** TEXT SHOWN follows **

Why Puppies Will Overeat If You Let Them

By John Carter

Puppies are naturally predisposed to eat a lot of food very quickly; in centuries past, when many dogs lived in the wild, they were forced to consume their grub very rapidly in order to satisfy their hunger (before a predator came along and attempted to grab their hard-won sustenance). Today, puppies are served meals by their owners – they don’t need to fight for their fair share; however, the primal urge to overfeed and “wolf” down food is essentially “hard-wired” in many breeds.

Knowing how your puppy thinks- and getting a handle on his or her animal instincts- is the first step to understanding your beloved canine pal and controlling his or her appetite. So, yes, your puppy will overfeed if it is permitted, but there are ways to ensure that your young dog gets all the nutrition that he or she needs, without excess calories (or painful indigestion) that might lead to health problems later on…here are some things you need to know:

Feed Fido at Set Intervals

Your beloved canine pal has a very small “tummy”, and he or she just can’t handle a huge quantity of food at one sitting; this means that overfeeding will result in a sore stomach and potential intestinal distress. To keep your puppy healthy, feed the young dog three or four times a day, according to a fixed schedule.

** End of TEXT SHOWN **
** SUPPLIED INFORMATION follows **

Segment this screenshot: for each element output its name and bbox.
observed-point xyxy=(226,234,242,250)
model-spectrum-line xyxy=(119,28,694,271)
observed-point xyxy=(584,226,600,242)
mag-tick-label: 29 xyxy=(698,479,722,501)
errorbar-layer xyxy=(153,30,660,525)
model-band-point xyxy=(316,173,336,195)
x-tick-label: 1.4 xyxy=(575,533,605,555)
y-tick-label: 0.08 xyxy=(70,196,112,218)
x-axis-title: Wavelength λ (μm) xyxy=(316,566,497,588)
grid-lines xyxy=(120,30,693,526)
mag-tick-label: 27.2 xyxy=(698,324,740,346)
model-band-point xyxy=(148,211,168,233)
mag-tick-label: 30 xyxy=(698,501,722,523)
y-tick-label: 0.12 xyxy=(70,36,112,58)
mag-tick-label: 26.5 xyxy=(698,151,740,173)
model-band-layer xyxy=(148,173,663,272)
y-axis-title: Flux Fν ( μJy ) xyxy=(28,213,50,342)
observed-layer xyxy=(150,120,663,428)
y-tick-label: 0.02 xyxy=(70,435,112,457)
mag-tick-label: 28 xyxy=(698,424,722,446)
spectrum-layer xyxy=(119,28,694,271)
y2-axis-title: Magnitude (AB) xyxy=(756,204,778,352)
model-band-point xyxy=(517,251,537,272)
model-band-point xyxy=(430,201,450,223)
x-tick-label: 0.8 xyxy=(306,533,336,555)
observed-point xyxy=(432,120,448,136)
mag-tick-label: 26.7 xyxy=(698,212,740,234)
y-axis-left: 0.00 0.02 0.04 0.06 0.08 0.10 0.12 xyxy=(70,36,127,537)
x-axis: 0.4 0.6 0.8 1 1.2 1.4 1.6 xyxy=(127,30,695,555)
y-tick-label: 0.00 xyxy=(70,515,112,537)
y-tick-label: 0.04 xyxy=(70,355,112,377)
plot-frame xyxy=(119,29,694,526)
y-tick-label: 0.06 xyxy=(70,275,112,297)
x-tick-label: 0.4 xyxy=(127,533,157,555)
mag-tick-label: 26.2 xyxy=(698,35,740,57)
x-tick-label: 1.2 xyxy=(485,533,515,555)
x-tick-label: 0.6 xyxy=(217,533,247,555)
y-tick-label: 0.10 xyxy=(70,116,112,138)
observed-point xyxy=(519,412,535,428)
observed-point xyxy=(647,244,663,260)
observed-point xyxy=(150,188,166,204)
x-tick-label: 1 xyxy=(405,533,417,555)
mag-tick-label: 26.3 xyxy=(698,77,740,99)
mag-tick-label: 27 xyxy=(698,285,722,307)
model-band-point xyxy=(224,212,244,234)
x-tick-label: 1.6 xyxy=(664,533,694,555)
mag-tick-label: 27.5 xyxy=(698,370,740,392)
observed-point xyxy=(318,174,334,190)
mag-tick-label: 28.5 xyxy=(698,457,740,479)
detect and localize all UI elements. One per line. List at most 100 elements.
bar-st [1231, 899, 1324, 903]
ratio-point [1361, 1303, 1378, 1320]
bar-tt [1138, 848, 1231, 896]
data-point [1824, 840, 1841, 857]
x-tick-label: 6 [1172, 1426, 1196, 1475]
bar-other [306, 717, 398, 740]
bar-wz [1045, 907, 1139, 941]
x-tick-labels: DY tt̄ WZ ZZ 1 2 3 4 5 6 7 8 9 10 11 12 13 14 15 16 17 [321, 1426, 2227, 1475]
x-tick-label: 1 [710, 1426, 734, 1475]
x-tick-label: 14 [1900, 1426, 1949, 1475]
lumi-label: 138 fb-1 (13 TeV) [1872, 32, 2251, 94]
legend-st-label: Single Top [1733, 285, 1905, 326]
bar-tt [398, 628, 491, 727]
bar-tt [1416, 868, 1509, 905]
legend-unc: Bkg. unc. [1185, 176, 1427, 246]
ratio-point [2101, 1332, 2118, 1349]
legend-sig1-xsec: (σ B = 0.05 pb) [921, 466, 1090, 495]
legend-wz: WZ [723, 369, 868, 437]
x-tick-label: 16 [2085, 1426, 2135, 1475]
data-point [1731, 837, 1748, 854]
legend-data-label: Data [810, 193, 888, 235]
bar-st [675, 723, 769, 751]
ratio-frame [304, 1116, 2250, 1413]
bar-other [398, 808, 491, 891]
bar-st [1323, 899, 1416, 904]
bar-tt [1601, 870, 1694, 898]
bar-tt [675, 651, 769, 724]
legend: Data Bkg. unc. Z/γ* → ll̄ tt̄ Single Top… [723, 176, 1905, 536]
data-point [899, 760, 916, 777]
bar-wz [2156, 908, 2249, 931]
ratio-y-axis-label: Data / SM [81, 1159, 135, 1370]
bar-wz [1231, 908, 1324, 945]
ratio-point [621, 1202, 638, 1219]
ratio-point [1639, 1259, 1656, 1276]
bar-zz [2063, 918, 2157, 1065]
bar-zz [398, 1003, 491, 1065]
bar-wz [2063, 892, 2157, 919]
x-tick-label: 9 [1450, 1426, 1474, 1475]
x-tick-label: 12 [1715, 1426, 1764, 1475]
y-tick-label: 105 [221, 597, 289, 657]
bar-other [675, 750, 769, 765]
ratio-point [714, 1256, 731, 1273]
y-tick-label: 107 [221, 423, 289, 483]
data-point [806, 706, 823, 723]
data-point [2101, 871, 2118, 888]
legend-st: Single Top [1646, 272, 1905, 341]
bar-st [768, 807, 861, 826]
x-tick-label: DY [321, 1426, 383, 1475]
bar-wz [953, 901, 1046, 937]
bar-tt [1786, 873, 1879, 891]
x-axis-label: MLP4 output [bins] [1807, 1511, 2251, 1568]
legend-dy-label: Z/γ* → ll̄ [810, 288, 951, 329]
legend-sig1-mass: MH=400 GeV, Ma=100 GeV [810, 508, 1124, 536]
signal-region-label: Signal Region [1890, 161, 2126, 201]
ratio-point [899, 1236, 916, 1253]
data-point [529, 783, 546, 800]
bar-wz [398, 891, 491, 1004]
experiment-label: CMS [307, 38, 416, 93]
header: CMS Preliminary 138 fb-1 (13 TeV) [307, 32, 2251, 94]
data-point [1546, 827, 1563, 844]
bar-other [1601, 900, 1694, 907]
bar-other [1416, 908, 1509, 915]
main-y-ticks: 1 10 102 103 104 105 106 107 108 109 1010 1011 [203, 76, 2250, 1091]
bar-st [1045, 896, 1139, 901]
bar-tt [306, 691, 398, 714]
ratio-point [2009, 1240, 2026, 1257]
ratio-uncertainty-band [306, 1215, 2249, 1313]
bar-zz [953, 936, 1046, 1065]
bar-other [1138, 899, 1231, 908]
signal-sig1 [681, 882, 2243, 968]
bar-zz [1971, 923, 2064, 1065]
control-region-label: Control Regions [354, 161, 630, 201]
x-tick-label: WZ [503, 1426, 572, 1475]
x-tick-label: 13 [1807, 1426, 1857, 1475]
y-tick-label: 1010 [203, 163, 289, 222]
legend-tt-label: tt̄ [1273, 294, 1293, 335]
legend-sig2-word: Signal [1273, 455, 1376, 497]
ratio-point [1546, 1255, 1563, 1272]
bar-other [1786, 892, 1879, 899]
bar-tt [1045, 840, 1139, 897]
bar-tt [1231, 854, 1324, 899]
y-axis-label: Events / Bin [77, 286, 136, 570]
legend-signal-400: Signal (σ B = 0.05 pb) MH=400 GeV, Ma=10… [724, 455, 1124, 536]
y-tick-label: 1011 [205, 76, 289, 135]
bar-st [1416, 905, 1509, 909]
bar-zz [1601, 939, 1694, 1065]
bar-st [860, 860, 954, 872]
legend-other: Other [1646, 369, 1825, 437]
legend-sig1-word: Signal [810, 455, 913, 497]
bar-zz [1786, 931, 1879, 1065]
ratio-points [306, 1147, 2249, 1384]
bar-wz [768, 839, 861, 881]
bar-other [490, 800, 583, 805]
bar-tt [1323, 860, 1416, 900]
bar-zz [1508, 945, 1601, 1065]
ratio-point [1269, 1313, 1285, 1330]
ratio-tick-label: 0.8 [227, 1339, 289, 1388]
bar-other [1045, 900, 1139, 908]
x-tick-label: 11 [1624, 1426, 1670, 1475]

** End of SUPPLIED INFORMATION **

According to the text about puppies overeating, how many times a day should a puppy be fed? The listing has no connection to the text about puppies overeating.

▶ _TASK RESULT_: Three or four times a day, on a fixed schedule.